SHORT EXERCISE A:
Output the passage on SPL function options word for word, covering everything from "SPL function options" down to "in sequence A.".

PAGE EXTRACT:
The A.pselect(x) function can help us by returning the sequence numbers of members that make x true. In terms of the symbols of a loop function, select()will return a sequence of ~ and pselect() will return the corresponding #. pselect() is called the **positioning function**.

Let’s try:

A | B | |
---|---|---|

1 | [13,30,45,23,42,98,61] | |

2 | =A1.pselect(~%2==0) | [2,5,6] |

3 | =A1.pselect(~>30) | [3,5,6,7] |

4 | =A1.pselect(~>~[-1]) | [1,2,3,5,6] |

We expect the result of column A to be the value of column B, but it is not? A2, A3 and A4 return 2, 3 and 1 respectively, which is only the first value in the sequence of column B.

What’s going on?

It turns out that the pselect() function is defined as such, it only returns the first # that satisfies the condition.

So, what should we do if we want to return all the qualified #, like select?

A | B | |
---|---|---|

1 | [13,30,45,23,42,98,61] | |

2 | =A1.pselect@a(~%2==0) | [2,5,6] |

3 | =A1.pselect@a(~>30) | [3,5,6,7] |

4 | =A1.pselect@a(~>~[-1]) | [1,2,3,5,6] |

Just add @a after the function name.

What is this?

The writing method of @a is invented by SPL, which is called **function option**. In theory, pselect and pselect@a are two unrelated different functions, but these two functions are very similar. They are both for sequences, and the parameters are the same. Although the functions are not exactly the same, they are very similar. In this case, we are more willing to regard one of them as a variant of the other, and use similar names when naming, which will be more convenient for understanding and memorizing.

But these two functions are still different and need to be distinguished. In SPL, we use the same name to name these two functions, and use the character after @ to distinguish them. It seems that a function has different modes: when there is no @a, pselect only returns the first one, and when there is @a, pselect will return all values.

There are many functions with options in SPL, and there are often more than one options. For example, pselect()also has a @z option, which means to search from the end and in reverse direction. In the above example, A1.pselect@z(~%2==0) will return 6. Moreover, these options may be used in combination, A1.pselect@az(~%2==0) means to find all the # that meet the condition from the end and in reverse direction, and the result will return [6,5,2].

There is no order in the writing of options, pselect@az and pselect@za are the same.

Correspondingly, the select()function has a @1 option, which means that the first member satisfying the condition will be returned. The reason for this design is that it is more common for select() to return all values, while it is more common for pselect() to return the first.

SPL function options can greatly simplify the code. At present, there is no such syntax in other programming languages, and the function of some languages also has the concept of option, but it generally exists as an independent parameter. We will see later that in structured data processing, parameters are very complicated, and it is not convenient to pass option information as parameters.

We use the max()function to find the maximum value of the sequence members. Similarly, we may also care about the position of the maximum value. SPL also provides A.pmax() function to return the position of the maximum value in sequence A.

The maximum value of a sequence is unique, but there may be more than one member with the maximum value. Therefore, pmax()is similar to pselect(), by default it returns the position of the first maximum value. If the option @a is added, it will return all positions, and @z will search from the back to the front.

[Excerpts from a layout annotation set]
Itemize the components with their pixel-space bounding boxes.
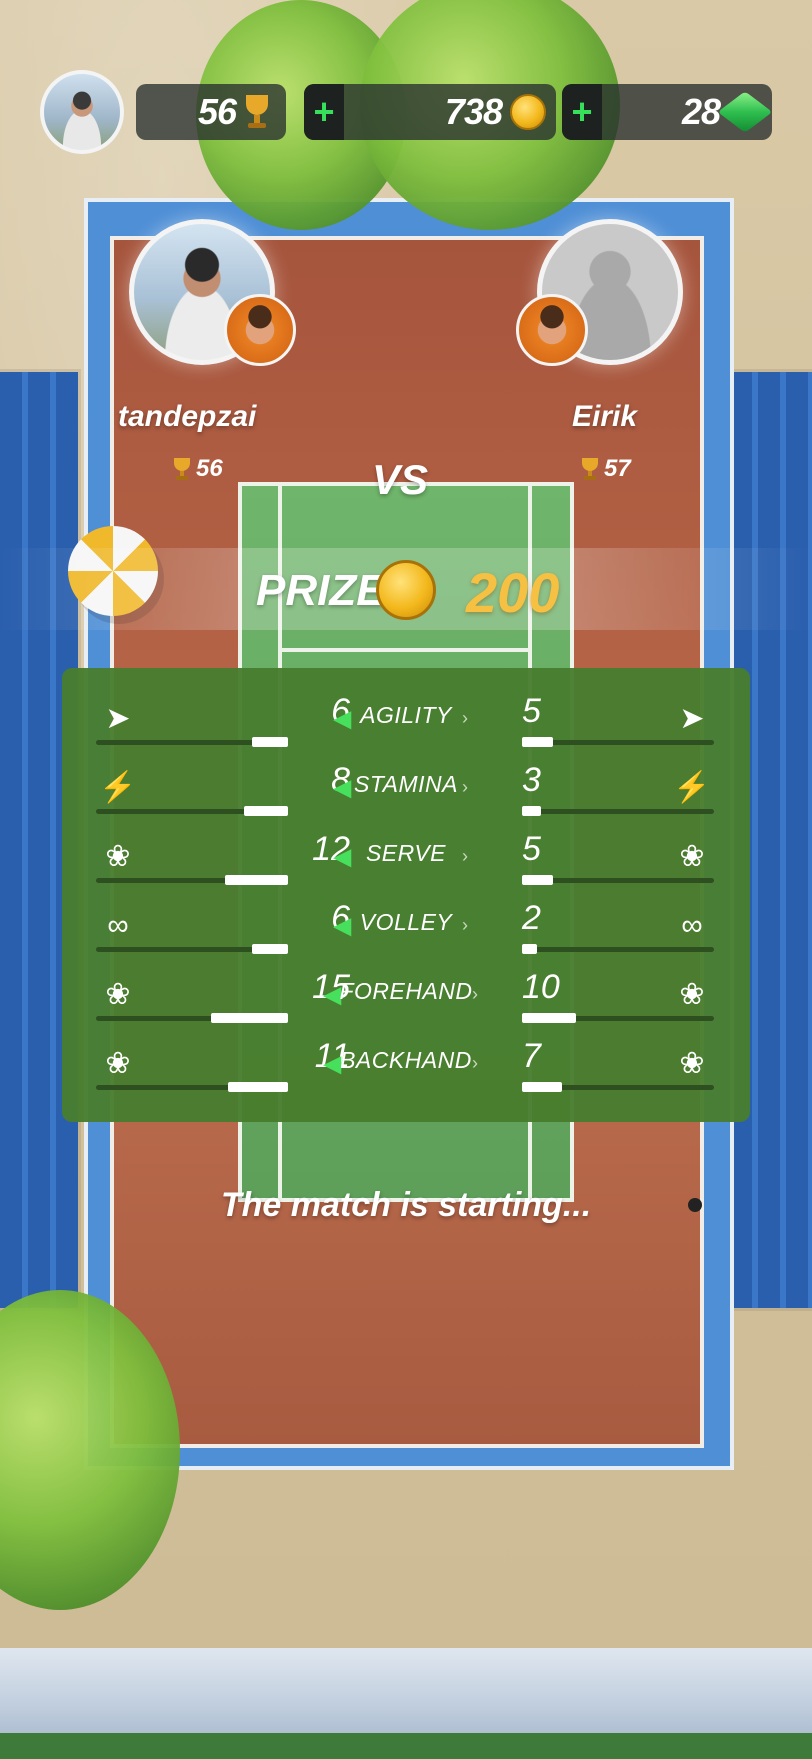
stat-label: SERVE: [365, 840, 447, 866]
arrow-right-icon: ›: [462, 708, 468, 728]
lightning-icon: ⚡: [673, 771, 711, 804]
stat-bar-fill-left: [228, 1082, 288, 1092]
stat-bar-left: [96, 806, 288, 816]
stat-bar-fill-left: [211, 1013, 288, 1023]
stat-bar-right: [522, 1013, 714, 1023]
arrow-right-icon: ›: [462, 846, 468, 866]
player-trophy-count-right: 57: [604, 455, 631, 482]
stat-value-right: 2: [522, 899, 541, 937]
backhand-icon: ❀: [679, 1047, 705, 1080]
stat-bar-fill-right: [522, 806, 541, 816]
stat-bar-right: [522, 944, 714, 954]
trophy-icon: [242, 95, 272, 129]
prize-amount: 200: [466, 561, 560, 624]
character-badge-left: [224, 294, 296, 366]
shoe-icon: ➤: [679, 702, 705, 735]
court-line: [282, 648, 530, 652]
prize-label: PRIZE: [256, 566, 386, 615]
lightning-icon: ⚡: [99, 771, 137, 804]
stat-value-right: 7: [522, 1037, 541, 1075]
coin-icon: [510, 94, 546, 130]
coin-icon: [376, 560, 436, 620]
gem-counter: + 28: [562, 84, 773, 140]
backhand-icon: ❀: [105, 1047, 131, 1080]
grass-strip: [0, 1733, 812, 1759]
stat-bar-fill-right: [522, 875, 553, 885]
add-coins-button[interactable]: +: [304, 84, 344, 140]
stat-value-right: 5: [522, 830, 541, 868]
volley-icon: ∞: [107, 909, 129, 942]
stats-panel: ➤ 6 ◀ AGILITY › 5 ➤ ⚡ 8 ◀ STAMINA › 3 ⚡ ❀ 12 ◀ SERVE › 5 ❀ ∞ 6…: [62, 668, 750, 1122]
stat-row-stamina: ⚡ 8 ◀ STAMINA › 3 ⚡: [62, 755, 750, 824]
character-badge-right: [516, 294, 588, 366]
stat-label: STAMINA: [353, 771, 459, 797]
stat-row-serve: ❀ 12 ◀ SERVE › 5 ❀: [62, 824, 750, 893]
gem-count: 28: [681, 91, 721, 132]
stat-bar-fill-right: [522, 944, 537, 954]
arrow-right-icon: ›: [472, 984, 478, 1004]
profile-avatar[interactable]: [40, 70, 124, 154]
stat-bar-left: [96, 737, 288, 747]
trophy-count: 56: [197, 91, 237, 132]
trophy-counter: 56: [136, 84, 286, 140]
serve-icon: ❀: [105, 840, 131, 873]
stat-value-right: 3: [522, 761, 541, 799]
stat-bar-right: [522, 875, 714, 885]
indicator-dot: [688, 1198, 702, 1212]
stat-bar-fill-left: [252, 737, 288, 747]
stat-bar-fill-left: [252, 944, 288, 954]
arrow-right-icon: ›: [462, 915, 468, 935]
volley-icon: ∞: [681, 909, 703, 942]
forehand-icon: ❀: [679, 978, 705, 1011]
vs-label: VS: [372, 456, 429, 503]
stat-row-forehand: ❀ 15 ◀ FOREHAND › 10 ❀: [62, 962, 750, 1031]
forehand-icon: ❀: [105, 978, 131, 1011]
player-trophy-count-left: 56: [196, 455, 223, 482]
stat-row-backhand: ❀ 11 ◀ BACKHAND › 7 ❀: [62, 1031, 750, 1100]
stat-row-agility: ➤ 6 ◀ AGILITY › 5 ➤: [62, 686, 750, 755]
trophy-icon: [172, 458, 192, 480]
stat-value-right: 5: [522, 692, 541, 730]
serve-icon: ❀: [679, 840, 705, 873]
stat-value-right: 10: [522, 968, 560, 1006]
stat-bar-left: [96, 875, 288, 885]
player-trophies-right: 57: [580, 455, 631, 483]
stat-bar-fill-right: [522, 737, 553, 747]
player-name-left: tandepzai: [118, 400, 257, 433]
stat-label: VOLLEY: [359, 909, 453, 935]
coin-counter: + 738: [304, 84, 556, 140]
add-gems-button[interactable]: +: [562, 84, 602, 140]
coin-count: 738: [444, 91, 503, 132]
stat-bar-left: [96, 944, 288, 954]
stat-bar-left: [96, 1082, 288, 1092]
stat-bar-fill-left: [225, 875, 288, 885]
stat-label: AGILITY: [360, 702, 452, 728]
stat-bar-fill-right: [522, 1013, 576, 1023]
stat-row-volley: ∞ 6 ◀ VOLLEY › 2 ∞: [62, 893, 750, 962]
player-name-right: Eirik: [572, 400, 638, 433]
stat-bar-fill-right: [522, 1082, 562, 1092]
stat-bar-right: [522, 806, 714, 816]
player-trophies-left: 56: [172, 455, 223, 483]
stat-bar-fill-left: [244, 806, 288, 816]
gem-icon: [717, 91, 773, 133]
top-bar: 56 + 738 + 28: [0, 68, 812, 154]
stat-bar-left: [96, 1013, 288, 1023]
stat-bar-right: [522, 1082, 714, 1092]
shoe-icon: ➤: [105, 702, 131, 735]
stat-bar-right: [522, 737, 714, 747]
arrow-right-icon: ›: [472, 1053, 478, 1073]
trophy-icon: [580, 458, 600, 480]
arrow-right-icon: ›: [462, 777, 468, 797]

SHORT EXERCISE B:
In the listing, rename "coin-icon" to "currency-icon" in everything from the line containing "stat-label: SERVE: [365, 840, 447, 866]" down to the line containing "character-badge-right: [516, 294, 588, 366]". Return only those lines, with nothing else changed.

COMPLETE RESPONSE A:
SPL function options can greatly simplify the code. At present, there is no such syntax in other programming languages, and the function of some languages also has the concept of option, but it generally exists as an independent parameter. We will see later that in structured data processing, parameters are very complicated, and it is not convenient to pass option information as parameters.

We use the max()function to find the maximum value of the sequence members. Similarly, we may also care about the position of the maximum value. SPL also provides A.pmax() function to return the position of the maximum value in sequence A.

COMPLETE RESPONSE B:
stat-label: SERVE: [365, 840, 447, 866]
arrow-right-icon: ›: [462, 708, 468, 728]
lightning-icon: ⚡: [673, 771, 711, 804]
stat-bar-fill-left: [228, 1082, 288, 1092]
stat-bar-left: [96, 806, 288, 816]
stat-bar-fill-left: [211, 1013, 288, 1023]
stat-bar-right: [522, 1013, 714, 1023]
arrow-right-icon: ›: [462, 846, 468, 866]
player-trophy-count-right: 57: [604, 455, 631, 482]
stat-value-right: 2: [522, 899, 541, 937]
backhand-icon: ❀: [679, 1047, 705, 1080]
stat-bar-fill-right: [522, 806, 541, 816]
stat-bar-right: [522, 944, 714, 954]
trophy-icon: [242, 95, 272, 129]
prize-amount: 200: [466, 561, 560, 624]
character-badge-left: [224, 294, 296, 366]
shoe-icon: ➤: [679, 702, 705, 735]
court-line: [282, 648, 530, 652]
prize-label: PRIZE: [256, 566, 386, 615]
lightning-icon: ⚡: [99, 771, 137, 804]
stat-value-right: 7: [522, 1037, 541, 1075]
currency-icon: [510, 94, 546, 130]
currency-icon: [376, 560, 436, 620]
gem-counter: + 28: [562, 84, 773, 140]
backhand-icon: ❀: [105, 1047, 131, 1080]
grass-strip: [0, 1733, 812, 1759]
stat-bar-fill-right: [522, 875, 553, 885]
add-coins-button[interactable]: +: [304, 84, 344, 140]
stat-value-right: 5: [522, 830, 541, 868]
volley-icon: ∞: [107, 909, 129, 942]
stats-panel: ➤ 6 ◀ AGILITY › 5 ➤ ⚡ 8 ◀ STAMINA › 3 ⚡ ❀ 12 ◀ SERVE › 5 ❀ ∞ 6…: [62, 668, 750, 1122]
stat-row-stamina: ⚡ 8 ◀ STAMINA › 3 ⚡: [62, 755, 750, 824]
character-badge-right: [516, 294, 588, 366]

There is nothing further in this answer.